Aim of the exercise |
All of the material should be reproduced exactly, with pictures left out.

+++ Given information +++

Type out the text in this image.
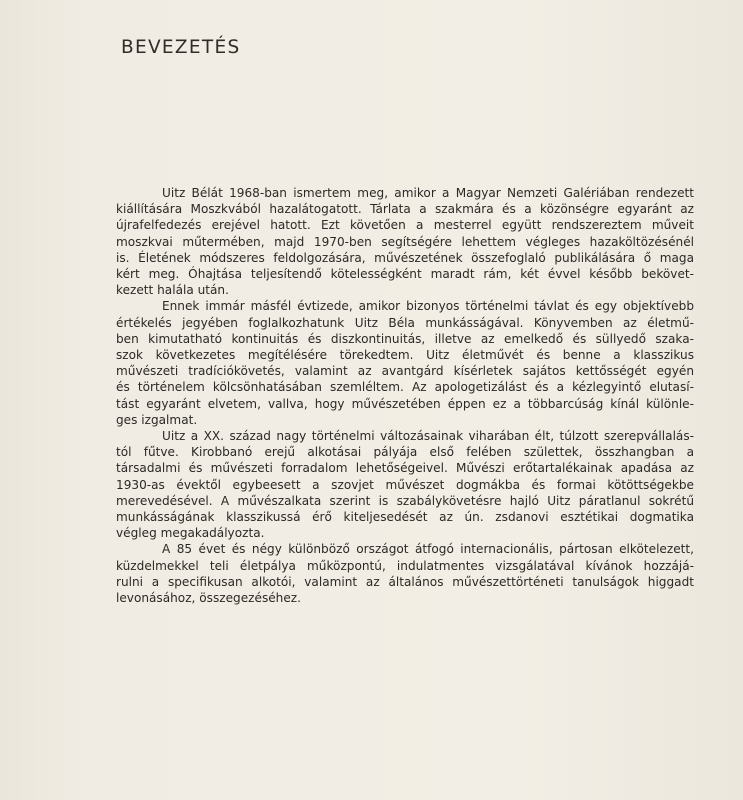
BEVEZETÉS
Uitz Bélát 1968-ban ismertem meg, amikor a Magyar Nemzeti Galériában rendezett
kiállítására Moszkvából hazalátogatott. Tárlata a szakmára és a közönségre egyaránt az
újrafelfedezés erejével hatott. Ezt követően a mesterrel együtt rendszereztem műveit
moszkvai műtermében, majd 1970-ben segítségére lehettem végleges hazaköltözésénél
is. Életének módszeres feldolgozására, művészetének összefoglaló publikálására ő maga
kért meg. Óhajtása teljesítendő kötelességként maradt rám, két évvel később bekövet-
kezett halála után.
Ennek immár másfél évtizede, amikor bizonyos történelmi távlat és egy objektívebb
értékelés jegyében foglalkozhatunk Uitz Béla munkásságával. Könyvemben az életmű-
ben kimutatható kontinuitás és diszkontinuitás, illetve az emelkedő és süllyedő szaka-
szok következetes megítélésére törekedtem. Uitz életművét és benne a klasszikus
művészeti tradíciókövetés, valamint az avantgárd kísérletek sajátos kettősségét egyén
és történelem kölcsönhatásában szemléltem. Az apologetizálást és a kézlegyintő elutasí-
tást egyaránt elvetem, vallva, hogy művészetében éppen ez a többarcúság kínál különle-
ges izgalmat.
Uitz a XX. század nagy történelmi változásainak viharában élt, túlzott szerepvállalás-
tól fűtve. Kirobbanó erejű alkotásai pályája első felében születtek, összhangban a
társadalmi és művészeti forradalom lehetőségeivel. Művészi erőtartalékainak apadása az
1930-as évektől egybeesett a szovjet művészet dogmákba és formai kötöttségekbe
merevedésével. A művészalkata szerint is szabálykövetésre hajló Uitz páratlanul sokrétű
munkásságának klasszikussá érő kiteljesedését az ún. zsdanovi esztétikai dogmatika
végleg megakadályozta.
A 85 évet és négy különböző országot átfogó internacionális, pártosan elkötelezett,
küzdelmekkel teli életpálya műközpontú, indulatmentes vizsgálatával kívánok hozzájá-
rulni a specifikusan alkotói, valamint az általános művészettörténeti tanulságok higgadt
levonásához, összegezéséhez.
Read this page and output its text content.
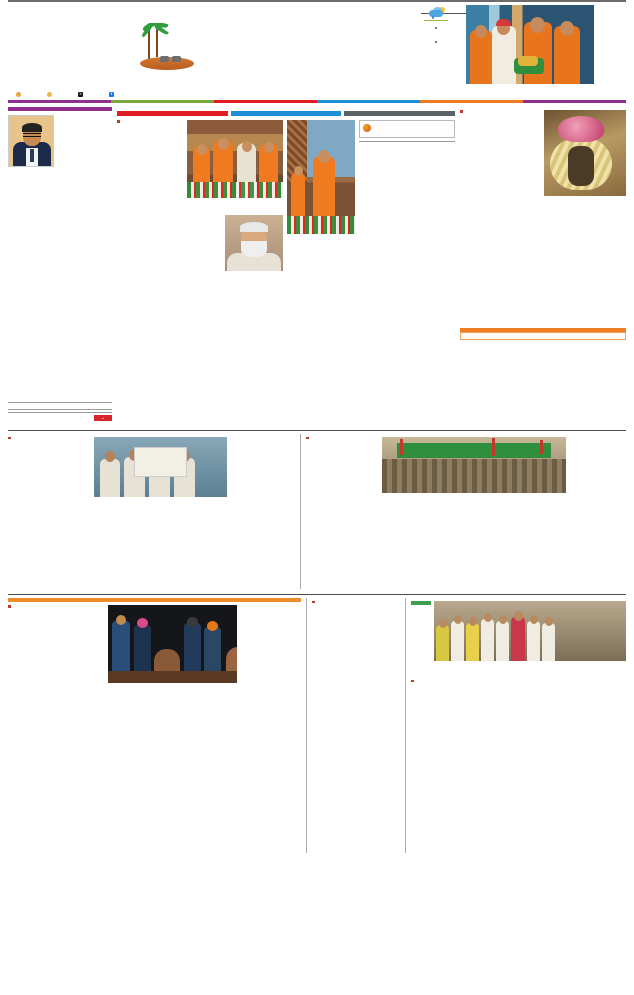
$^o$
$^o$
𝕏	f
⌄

+++

Response |
Type out the text in this image.
BEVEZETÉS
Uitz Bélát 1968-ban ismertem meg, amikor a Magyar Nemzeti Galériában rendezett
kiállítására Moszkvából hazalátogatott. Tárlata a szakmára és a közönségre egyaránt az
újrafelfedezés erejével hatott. Ezt követően a mesterrel együtt rendszereztem műveit
moszkvai műtermében, majd 1970-ben segítségére lehettem végleges hazaköltözésénél
is. Életének módszeres feldolgozására, művészetének összefoglaló publikálására ő maga
kért meg. Óhajtása teljesítendő kötelességként maradt rám, két évvel később bekövet-
kezett halála után.
Ennek immár másfél évtizede, amikor bizonyos történelmi távlat és egy objektívebb
értékelés jegyében foglalkozhatunk Uitz Béla munkásságával. Könyvemben az életmű-
ben kimutatható kontinuitás és diszkontinuitás, illetve az emelkedő és süllyedő szaka-
szok következetes megítélésére törekedtem. Uitz életművét és benne a klasszikus
művészeti tradíciókövetés, valamint az avantgárd kísérletek sajátos kettősségét egyén
és történelem kölcsönhatásában szemléltem. Az apologetizálást és a kézlegyintő elutasí-
tást egyaránt elvetem, vallva, hogy művészetében éppen ez a többarcúság kínál különle-
ges izgalmat.
Uitz a XX. század nagy történelmi változásainak viharában élt, túlzott szerepvállalás-
tól fűtve. Kirobbanó erejű alkotásai pályája első felében születtek, összhangban a
társadalmi és művészeti forradalom lehetőségeivel. Művészi erőtartalékainak apadása az
1930-as évektől egybeesett a szovjet művészet dogmákba és formai kötöttségekbe
merevedésével. A művészalkata szerint is szabálykövetésre hajló Uitz páratlanul sokrétű
munkásságának klasszikussá érő kiteljesedését az ún. zsdanovi esztétikai dogmatika
végleg megakadályozta.
A 85 évet és négy különböző országot átfogó internacionális, pártosan elkötelezett,
küzdelmekkel teli életpálya műközpontú, indulatmentes vizsgálatával kívánok hozzájá-
rulni a specifikusan alkotói, valamint az általános művészettörténeti tanulságok higgadt
levonásához, összegezéséhez.
Read this page and output its text content.
$^o$
$^o$
𝕏	f
⌄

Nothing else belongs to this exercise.